Job: Return the listing word for word, as given.
** Start of Data for the task **
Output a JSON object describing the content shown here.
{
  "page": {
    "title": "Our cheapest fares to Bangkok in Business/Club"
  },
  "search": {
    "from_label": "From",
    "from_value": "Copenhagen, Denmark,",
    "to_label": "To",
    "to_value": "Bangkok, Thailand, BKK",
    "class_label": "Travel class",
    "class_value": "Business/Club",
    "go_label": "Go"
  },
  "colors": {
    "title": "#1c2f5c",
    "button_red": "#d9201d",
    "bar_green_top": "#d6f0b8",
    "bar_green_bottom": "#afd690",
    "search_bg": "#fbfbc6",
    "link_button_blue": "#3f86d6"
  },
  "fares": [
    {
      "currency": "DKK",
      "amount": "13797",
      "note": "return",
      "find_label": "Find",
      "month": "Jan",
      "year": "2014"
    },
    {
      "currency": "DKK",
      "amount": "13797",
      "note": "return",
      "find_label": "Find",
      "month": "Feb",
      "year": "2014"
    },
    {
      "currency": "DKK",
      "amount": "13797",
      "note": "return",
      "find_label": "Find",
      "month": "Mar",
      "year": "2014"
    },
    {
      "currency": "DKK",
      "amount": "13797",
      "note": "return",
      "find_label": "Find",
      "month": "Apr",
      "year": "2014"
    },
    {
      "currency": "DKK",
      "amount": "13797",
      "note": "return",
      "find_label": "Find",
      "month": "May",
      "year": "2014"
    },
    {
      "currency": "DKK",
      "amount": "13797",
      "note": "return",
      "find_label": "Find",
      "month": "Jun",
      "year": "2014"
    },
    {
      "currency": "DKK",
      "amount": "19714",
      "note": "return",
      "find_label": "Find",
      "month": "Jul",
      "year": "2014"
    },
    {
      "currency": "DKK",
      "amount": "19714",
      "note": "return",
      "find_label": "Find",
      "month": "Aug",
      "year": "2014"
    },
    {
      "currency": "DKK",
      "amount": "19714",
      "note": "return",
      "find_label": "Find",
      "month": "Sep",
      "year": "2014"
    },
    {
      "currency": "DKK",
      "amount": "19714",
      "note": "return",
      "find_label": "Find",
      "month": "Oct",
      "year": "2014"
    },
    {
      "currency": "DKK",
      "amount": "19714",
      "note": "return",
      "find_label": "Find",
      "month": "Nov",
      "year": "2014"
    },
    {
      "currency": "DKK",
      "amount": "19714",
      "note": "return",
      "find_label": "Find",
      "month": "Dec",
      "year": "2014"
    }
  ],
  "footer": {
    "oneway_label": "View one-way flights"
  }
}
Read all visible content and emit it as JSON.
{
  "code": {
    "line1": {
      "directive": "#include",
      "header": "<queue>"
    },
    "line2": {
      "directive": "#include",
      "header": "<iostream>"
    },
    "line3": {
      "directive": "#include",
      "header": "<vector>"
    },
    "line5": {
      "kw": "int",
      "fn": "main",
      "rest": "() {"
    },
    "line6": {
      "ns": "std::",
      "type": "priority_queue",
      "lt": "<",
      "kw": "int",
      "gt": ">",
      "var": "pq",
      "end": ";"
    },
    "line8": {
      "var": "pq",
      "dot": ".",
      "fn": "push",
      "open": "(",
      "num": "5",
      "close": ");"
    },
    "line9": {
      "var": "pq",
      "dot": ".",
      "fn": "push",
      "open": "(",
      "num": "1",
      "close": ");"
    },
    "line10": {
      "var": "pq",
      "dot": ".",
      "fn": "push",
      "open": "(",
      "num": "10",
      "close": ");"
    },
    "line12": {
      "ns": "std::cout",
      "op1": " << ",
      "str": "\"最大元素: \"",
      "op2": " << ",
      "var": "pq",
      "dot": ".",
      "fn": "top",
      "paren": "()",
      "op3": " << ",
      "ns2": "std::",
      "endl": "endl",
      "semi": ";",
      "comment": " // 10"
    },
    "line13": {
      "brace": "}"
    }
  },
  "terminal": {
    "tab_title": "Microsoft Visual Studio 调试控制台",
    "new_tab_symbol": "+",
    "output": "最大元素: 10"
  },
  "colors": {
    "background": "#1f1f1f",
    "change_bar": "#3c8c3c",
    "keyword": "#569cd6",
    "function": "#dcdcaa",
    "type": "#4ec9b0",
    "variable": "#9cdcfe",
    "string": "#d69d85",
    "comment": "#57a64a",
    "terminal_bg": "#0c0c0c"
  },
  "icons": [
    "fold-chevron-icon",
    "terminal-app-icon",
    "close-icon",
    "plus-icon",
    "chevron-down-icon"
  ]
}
** End of Data for the task **
Exercise output:
Output a JSON object describing the content shown here.
{
  "page": {
    "title": "Our cheapest fares to Bangkok in Business/Club"
  },
  "search": {
    "from_label": "From",
    "from_value": "Copenhagen, Denmark,",
    "to_label": "To",
    "to_value": "Bangkok, Thailand, BKK",
    "class_label": "Travel class",
    "class_value": "Business/Club",
    "go_label": "Go"
  },
  "colors": {
    "title": "#1c2f5c",
    "button_red": "#d9201d",
    "bar_green_top": "#d6f0b8",
    "bar_green_bottom": "#afd690",
    "search_bg": "#fbfbc6",
    "link_button_blue": "#3f86d6"
  },
  "fares": [
    {
      "currency": "DKK",
      "amount": "13797",
      "note": "return",
      "find_label": "Find",
      "month": "Jan",
      "year": "2014"
    },
    {
      "currency": "DKK",
      "amount": "13797",
      "note": "return",
      "find_label": "Find",
      "month": "Feb",
      "year": "2014"
    },
    {
      "currency": "DKK",
      "amount": "13797",
      "note": "return",
      "find_label": "Find",
      "month": "Mar",
      "year": "2014"
    },
    {
      "currency": "DKK",
      "amount": "13797",
      "note": "return",
      "find_label": "Find",
      "month": "Apr",
      "year": "2014"
    },
    {
      "currency": "DKK",
      "amount": "13797",
      "note": "return",
      "find_label": "Find",
      "month": "May",
      "year": "2014"
    },
    {
      "currency": "DKK",
      "amount": "13797",
      "note": "return",
      "find_label": "Find",
      "month": "Jun",
      "year": "2014"
    },
    {
      "currency": "DKK",
      "amount": "19714",
      "note": "return",
      "find_label": "Find",
      "month": "Jul",
      "year": "2014"
    },
    {
      "currency": "DKK",
      "amount": "19714",
      "note": "return",
      "find_label": "Find",
      "month": "Aug",
      "year": "2014"
    },
    {
      "currency": "DKK",
      "amount": "19714",
      "note": "return",
      "find_label": "Find",
      "month": "Sep",
      "year": "2014"
    },
    {
      "currency": "DKK",
      "amount": "19714",
      "note": "return",
      "find_label": "Find",
      "month": "Oct",
      "year": "2014"
    },
    {
      "currency": "DKK",
      "amount": "19714",
      "note": "return",
      "find_label": "Find",
      "month": "Nov",
      "year": "2014"
    },
    {
      "currency": "DKK",
      "amount": "19714",
      "note": "return",
      "find_label": "Find",
      "month": "Dec",
      "year": "2014"
    }
  ],
  "footer": {
    "oneway_label": "View one-way flights"
  }
}
Read all visible content and emit it as JSON.
{
  "code": {
    "line1": {
      "directive": "#include",
      "header": "<queue>"
    },
    "line2": {
      "directive": "#include",
      "header": "<iostream>"
    },
    "line3": {
      "directive": "#include",
      "header": "<vector>"
    },
    "line5": {
      "kw": "int",
      "fn": "main",
      "rest": "() {"
    },
    "line6": {
      "ns": "std::",
      "type": "priority_queue",
      "lt": "<",
      "kw": "int",
      "gt": ">",
      "var": "pq",
      "end": ";"
    },
    "line8": {
      "var": "pq",
      "dot": ".",
      "fn": "push",
      "open": "(",
      "num": "5",
      "close": ");"
    },
    "line9": {
      "var": "pq",
      "dot": ".",
      "fn": "push",
      "open": "(",
      "num": "1",
      "close": ");"
    },
    "line10": {
      "var": "pq",
      "dot": ".",
      "fn": "push",
      "open": "(",
      "num": "10",
      "close": ");"
    },
    "line12": {
      "ns": "std::cout",
      "op1": " << ",
      "str": "\"最大元素: \"",
      "op2": " << ",
      "var": "pq",
      "dot": ".",
      "fn": "top",
      "paren": "()",
      "op3": " << ",
      "ns2": "std::",
      "endl": "endl",
      "semi": ";",
      "comment": " // 10"
    },
    "line13": {
      "brace": "}"
    }
  },
  "terminal": {
    "tab_title": "Microsoft Visual Studio 调试控制台",
    "new_tab_symbol": "+",
    "output": "最大元素: 10"
  },
  "colors": {
    "background": "#1f1f1f",
    "change_bar": "#3c8c3c",
    "keyword": "#569cd6",
    "function": "#dcdcaa",
    "type": "#4ec9b0",
    "variable": "#9cdcfe",
    "string": "#d69d85",
    "comment": "#57a64a",
    "terminal_bg": "#0c0c0c"
  },
  "icons": [
    "fold-chevron-icon",
    "terminal-app-icon",
    "close-icon",
    "plus-icon",
    "chevron-down-icon"
  ]
}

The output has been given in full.